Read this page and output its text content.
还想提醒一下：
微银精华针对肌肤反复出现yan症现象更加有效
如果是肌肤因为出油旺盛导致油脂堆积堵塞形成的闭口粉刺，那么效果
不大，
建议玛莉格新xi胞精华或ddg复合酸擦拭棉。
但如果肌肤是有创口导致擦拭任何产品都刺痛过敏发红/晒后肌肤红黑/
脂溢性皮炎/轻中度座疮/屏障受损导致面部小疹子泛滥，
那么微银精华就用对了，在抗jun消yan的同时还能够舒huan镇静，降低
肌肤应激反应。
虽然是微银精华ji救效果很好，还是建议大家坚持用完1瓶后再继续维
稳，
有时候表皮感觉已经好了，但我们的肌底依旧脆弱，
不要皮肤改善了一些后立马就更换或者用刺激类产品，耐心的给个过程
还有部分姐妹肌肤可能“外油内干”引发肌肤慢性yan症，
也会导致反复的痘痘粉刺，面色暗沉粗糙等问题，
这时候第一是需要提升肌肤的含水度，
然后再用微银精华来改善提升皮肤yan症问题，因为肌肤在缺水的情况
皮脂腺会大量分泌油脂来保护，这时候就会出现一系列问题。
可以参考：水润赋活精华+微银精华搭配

**REQUIRED TASK:**
Extract every record. Keep wording exact.

**RESPONSE FOR THIS EXERCISE:**
Read this page and output its text content.
还想提醒一下：
微银精华针对肌肤反复出现yan症现象更加有效
如果是肌肤因为出油旺盛导致油脂堆积堵塞形成的闭口粉刺，那么效果
不大，
建议玛莉格新xi胞精华或ddg复合酸擦拭棉。
但如果肌肤是有创口导致擦拭任何产品都刺痛过敏发红/晒后肌肤红黑/
脂溢性皮炎/轻中度座疮/屏障受损导致面部小疹子泛滥，
那么微银精华就用对了，在抗jun消yan的同时还能够舒huan镇静，降低
肌肤应激反应。
虽然是微银精华ji救效果很好，还是建议大家坚持用完1瓶后再继续维
稳，
有时候表皮感觉已经好了，但我们的肌底依旧脆弱，
不要皮肤改善了一些后立马就更换或者用刺激类产品，耐心的给个过程
还有部分姐妹肌肤可能“外油内干”引发肌肤慢性yan症，
也会导致反复的痘痘粉刺，面色暗沉粗糙等问题，
这时候第一是需要提升肌肤的含水度，
然后再用微银精华来改善提升皮肤yan症问题，因为肌肤在缺水的情况
皮脂腺会大量分泌油脂来保护，这时候就会出现一系列问题。
可以参考：水润赋活精华+微银精华搭配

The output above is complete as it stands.